------ Records for this exercise

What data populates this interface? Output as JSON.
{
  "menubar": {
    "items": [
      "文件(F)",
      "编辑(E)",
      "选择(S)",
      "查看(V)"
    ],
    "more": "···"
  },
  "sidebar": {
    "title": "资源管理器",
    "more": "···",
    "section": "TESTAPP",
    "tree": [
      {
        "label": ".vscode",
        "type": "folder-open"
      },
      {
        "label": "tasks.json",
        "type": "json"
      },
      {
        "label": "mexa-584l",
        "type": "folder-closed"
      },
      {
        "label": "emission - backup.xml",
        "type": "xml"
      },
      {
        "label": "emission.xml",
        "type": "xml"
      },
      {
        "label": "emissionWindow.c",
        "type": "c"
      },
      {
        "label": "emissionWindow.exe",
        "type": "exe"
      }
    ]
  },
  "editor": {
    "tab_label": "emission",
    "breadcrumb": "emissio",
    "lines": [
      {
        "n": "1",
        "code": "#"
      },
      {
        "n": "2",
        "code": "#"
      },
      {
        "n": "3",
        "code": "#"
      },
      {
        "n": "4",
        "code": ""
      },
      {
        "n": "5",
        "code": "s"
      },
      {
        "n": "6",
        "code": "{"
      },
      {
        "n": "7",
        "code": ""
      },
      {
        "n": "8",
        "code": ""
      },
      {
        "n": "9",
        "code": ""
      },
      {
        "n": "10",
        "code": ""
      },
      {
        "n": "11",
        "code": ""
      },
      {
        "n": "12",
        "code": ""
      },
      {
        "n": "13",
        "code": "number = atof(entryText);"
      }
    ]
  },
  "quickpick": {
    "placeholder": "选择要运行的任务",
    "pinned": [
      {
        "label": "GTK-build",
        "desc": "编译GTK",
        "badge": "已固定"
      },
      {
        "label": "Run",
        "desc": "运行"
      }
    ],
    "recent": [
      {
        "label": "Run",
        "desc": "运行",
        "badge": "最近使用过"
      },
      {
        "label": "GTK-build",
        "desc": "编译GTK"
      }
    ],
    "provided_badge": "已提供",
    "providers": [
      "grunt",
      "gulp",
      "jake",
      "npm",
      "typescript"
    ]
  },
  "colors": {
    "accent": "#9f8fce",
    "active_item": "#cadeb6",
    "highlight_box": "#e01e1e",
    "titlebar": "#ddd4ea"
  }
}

------------

• What is needed: From the listing above, pick out each line where the word "folder" appears.

• Correct response:
        "type": "folder-open"
        "type": "folder-closed"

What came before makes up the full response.